Collected data entries:
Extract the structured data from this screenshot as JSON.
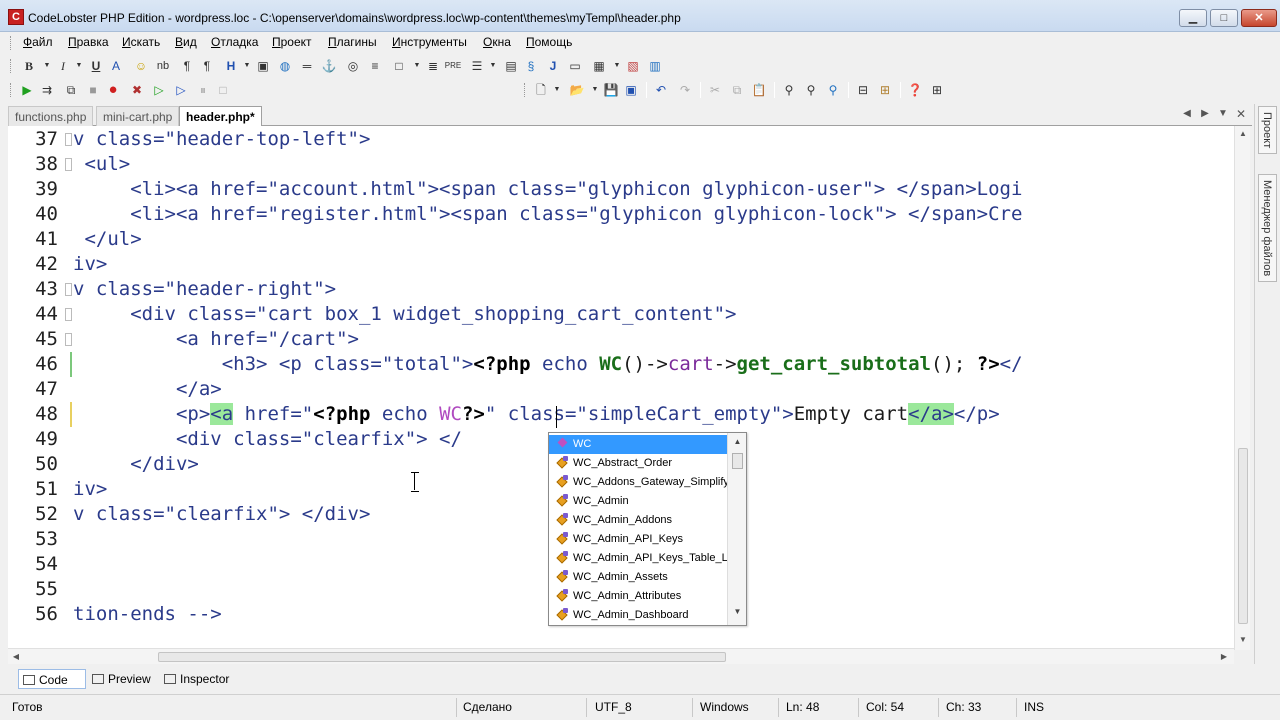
{
  "window": {
    "title": "CodeLobster PHP Edition - wordpress.loc - C:\\openserver\\domains\\wordpress.loc\\wp-content\\themes\\myTempl\\header.php",
    "app_icon": "codelobster-logo-icon",
    "minimize": "▁",
    "maximize": "□",
    "close": "✕"
  },
  "menu": [
    {
      "label": "Файл",
      "u": "Ф",
      "rest": "айл"
    },
    {
      "label": "Правка",
      "u": "П",
      "rest": "равка"
    },
    {
      "label": "Искать",
      "u": "И",
      "rest": "скать"
    },
    {
      "label": "Вид",
      "u": "В",
      "rest": "ид"
    },
    {
      "label": "Отладка",
      "u": "О",
      "rest": "тладка"
    },
    {
      "label": "Проект",
      "u": "П",
      "rest": "роект"
    },
    {
      "label": "Плагины",
      "u": "П",
      "rest": "лагины"
    },
    {
      "label": "Инструменты",
      "u": "И",
      "rest": "нструменты"
    },
    {
      "label": "Окна",
      "u": "О",
      "rest": "кна"
    },
    {
      "label": "Помощь",
      "u": "П",
      "rest": "омощь"
    }
  ],
  "tabs": [
    {
      "label": "functions.php",
      "active": false
    },
    {
      "label": "mini-cart.php",
      "active": false
    },
    {
      "label": "header.php*",
      "active": true
    }
  ],
  "side_panel": [
    "Проект",
    "Менеджер файлов"
  ],
  "editor": {
    "lines": [
      {
        "n": "37"
      },
      {
        "n": "38"
      },
      {
        "n": "39"
      },
      {
        "n": "40"
      },
      {
        "n": "41"
      },
      {
        "n": "42"
      },
      {
        "n": "43"
      },
      {
        "n": "44"
      },
      {
        "n": "45"
      },
      {
        "n": "46"
      },
      {
        "n": "47"
      },
      {
        "n": "48"
      },
      {
        "n": "49"
      },
      {
        "n": "50"
      },
      {
        "n": "51"
      },
      {
        "n": "52"
      },
      {
        "n": "53"
      },
      {
        "n": "54"
      },
      {
        "n": "55"
      },
      {
        "n": "56"
      }
    ],
    "code": {
      "l37": "v class=\"header-top-left\">",
      "l38": " <ul>",
      "l39a": "     <li><a href=\"account.html\"><span class=\"glyphicon glyphicon-user\"> </span>Logi",
      "l40a": "     <li><a href=\"register.html\"><span class=\"glyphicon glyphicon-lock\"> </span>Cre",
      "l41": " </ul>",
      "l42": "iv>",
      "l43": "v class=\"header-right\">",
      "l44": "     <div class=\"cart box_1 widget_shopping_cart_content\">",
      "l45": "         <a href=\"/cart\">",
      "l46_pre": "             <h3> <p class=\"total\">",
      "l46_php1": "<?php",
      "l46_echo": " echo ",
      "l46_wc": "WC",
      "l46_mid": "()->",
      "l46_cart": "cart",
      "l46_arrow": "->",
      "l46_fn": "get_cart_subtotal",
      "l46_end": "(); ",
      "l46_close": "?>",
      "l46_tail": "</",
      "l47": "         </a>",
      "l48_pre": "         <p>",
      "l48_a": "<a",
      "l48_href": " href=\"",
      "l48_php": "<?php",
      "l48_echo": " echo ",
      "l48_wc": "WC",
      "l48_close": "?>",
      "l48_rest": "\" class=\"simpleCart_empty\">",
      "l48_text": "Empty cart",
      "l48_ea": "</a>",
      "l48_ep": "</p>",
      "l49": "         <div class=\"clearfix\"> </",
      "l50": "     </div>",
      "l51": "iv>",
      "l52": "v class=\"clearfix\"> </div>",
      "l53": "",
      "l54": "",
      "l55": "",
      "l56": "tion-ends -->"
    }
  },
  "autocomplete": {
    "items": [
      {
        "label": "WC",
        "kind": "function",
        "selected": true
      },
      {
        "label": "WC_Abstract_Order",
        "kind": "class"
      },
      {
        "label": "WC_Addons_Gateway_Simplify_",
        "kind": "class"
      },
      {
        "label": "WC_Admin",
        "kind": "class"
      },
      {
        "label": "WC_Admin_Addons",
        "kind": "class"
      },
      {
        "label": "WC_Admin_API_Keys",
        "kind": "class"
      },
      {
        "label": "WC_Admin_API_Keys_Table_L",
        "kind": "class"
      },
      {
        "label": "WC_Admin_Assets",
        "kind": "class"
      },
      {
        "label": "WC_Admin_Attributes",
        "kind": "class"
      },
      {
        "label": "WC_Admin_Dashboard",
        "kind": "class"
      }
    ]
  },
  "view_tabs": [
    {
      "label": "Code",
      "icon": "code-view-icon",
      "active": true
    },
    {
      "label": "Preview",
      "icon": "preview-icon",
      "active": false
    },
    {
      "label": "Inspector",
      "icon": "inspector-icon",
      "active": false
    }
  ],
  "status": {
    "ready": "Готов",
    "done": "Сделано",
    "encoding": "UTF_8",
    "eol": "Windows",
    "line": "Ln: 48",
    "col": "Col: 54",
    "ch": "Ch: 33",
    "mode": "INS"
  },
  "colors": {
    "selection": "#3399ff",
    "php_highlight": "#9be89b",
    "html_tag": "#2a3a8a"
  }
}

▶ WRITTEN INSTRUCTION: Quote in full the listing given above; the images are to be left out.

▶ SOLVED PROBLEM:
Extract the structured data from this screenshot as JSON.
{
  "window": {
    "title": "CodeLobster PHP Edition - wordpress.loc - C:\\openserver\\domains\\wordpress.loc\\wp-content\\themes\\myTempl\\header.php",
    "app_icon": "codelobster-logo-icon",
    "minimize": "▁",
    "maximize": "□",
    "close": "✕"
  },
  "menu": [
    {
      "label": "Файл",
      "u": "Ф",
      "rest": "айл"
    },
    {
      "label": "Правка",
      "u": "П",
      "rest": "равка"
    },
    {
      "label": "Искать",
      "u": "И",
      "rest": "скать"
    },
    {
      "label": "Вид",
      "u": "В",
      "rest": "ид"
    },
    {
      "label": "Отладка",
      "u": "О",
      "rest": "тладка"
    },
    {
      "label": "Проект",
      "u": "П",
      "rest": "роект"
    },
    {
      "label": "Плагины",
      "u": "П",
      "rest": "лагины"
    },
    {
      "label": "Инструменты",
      "u": "И",
      "rest": "нструменты"
    },
    {
      "label": "Окна",
      "u": "О",
      "rest": "кна"
    },
    {
      "label": "Помощь",
      "u": "П",
      "rest": "омощь"
    }
  ],
  "tabs": [
    {
      "label": "functions.php",
      "active": false
    },
    {
      "label": "mini-cart.php",
      "active": false
    },
    {
      "label": "header.php*",
      "active": true
    }
  ],
  "side_panel": [
    "Проект",
    "Менеджер файлов"
  ],
  "editor": {
    "lines": [
      {
        "n": "37"
      },
      {
        "n": "38"
      },
      {
        "n": "39"
      },
      {
        "n": "40"
      },
      {
        "n": "41"
      },
      {
        "n": "42"
      },
      {
        "n": "43"
      },
      {
        "n": "44"
      },
      {
        "n": "45"
      },
      {
        "n": "46"
      },
      {
        "n": "47"
      },
      {
        "n": "48"
      },
      {
        "n": "49"
      },
      {
        "n": "50"
      },
      {
        "n": "51"
      },
      {
        "n": "52"
      },
      {
        "n": "53"
      },
      {
        "n": "54"
      },
      {
        "n": "55"
      },
      {
        "n": "56"
      }
    ],
    "code": {
      "l37": "v class=\"header-top-left\">",
      "l38": " <ul>",
      "l39a": "     <li><a href=\"account.html\"><span class=\"glyphicon glyphicon-user\"> </span>Logi",
      "l40a": "     <li><a href=\"register.html\"><span class=\"glyphicon glyphicon-lock\"> </span>Cre",
      "l41": " </ul>",
      "l42": "iv>",
      "l43": "v class=\"header-right\">",
      "l44": "     <div class=\"cart box_1 widget_shopping_cart_content\">",
      "l45": "         <a href=\"/cart\">",
      "l46_pre": "             <h3> <p class=\"total\">",
      "l46_php1": "<?php",
      "l46_echo": " echo ",
      "l46_wc": "WC",
      "l46_mid": "()->",
      "l46_cart": "cart",
      "l46_arrow": "->",
      "l46_fn": "get_cart_subtotal",
      "l46_end": "(); ",
      "l46_close": "?>",
      "l46_tail": "</",
      "l47": "         </a>",
      "l48_pre": "         <p>",
      "l48_a": "<a",
      "l48_href": " href=\"",
      "l48_php": "<?php",
      "l48_echo": " echo ",
      "l48_wc": "WC",
      "l48_close": "?>",
      "l48_rest": "\" class=\"simpleCart_empty\">",
      "l48_text": "Empty cart",
      "l48_ea": "</a>",
      "l48_ep": "</p>",
      "l49": "         <div class=\"clearfix\"> </",
      "l50": "     </div>",
      "l51": "iv>",
      "l52": "v class=\"clearfix\"> </div>",
      "l53": "",
      "l54": "",
      "l55": "",
      "l56": "tion-ends -->"
    }
  },
  "autocomplete": {
    "items": [
      {
        "label": "WC",
        "kind": "function",
        "selected": true
      },
      {
        "label": "WC_Abstract_Order",
        "kind": "class"
      },
      {
        "label": "WC_Addons_Gateway_Simplify_",
        "kind": "class"
      },
      {
        "label": "WC_Admin",
        "kind": "class"
      },
      {
        "label": "WC_Admin_Addons",
        "kind": "class"
      },
      {
        "label": "WC_Admin_API_Keys",
        "kind": "class"
      },
      {
        "label": "WC_Admin_API_Keys_Table_L",
        "kind": "class"
      },
      {
        "label": "WC_Admin_Assets",
        "kind": "class"
      },
      {
        "label": "WC_Admin_Attributes",
        "kind": "class"
      },
      {
        "label": "WC_Admin_Dashboard",
        "kind": "class"
      }
    ]
  },
  "view_tabs": [
    {
      "label": "Code",
      "icon": "code-view-icon",
      "active": true
    },
    {
      "label": "Preview",
      "icon": "preview-icon",
      "active": false
    },
    {
      "label": "Inspector",
      "icon": "inspector-icon",
      "active": false
    }
  ],
  "status": {
    "ready": "Готов",
    "done": "Сделано",
    "encoding": "UTF_8",
    "eol": "Windows",
    "line": "Ln: 48",
    "col": "Col: 54",
    "ch": "Ch: 33",
    "mode": "INS"
  },
  "colors": {
    "selection": "#3399ff",
    "php_highlight": "#9be89b",
    "html_tag": "#2a3a8a"
  }
}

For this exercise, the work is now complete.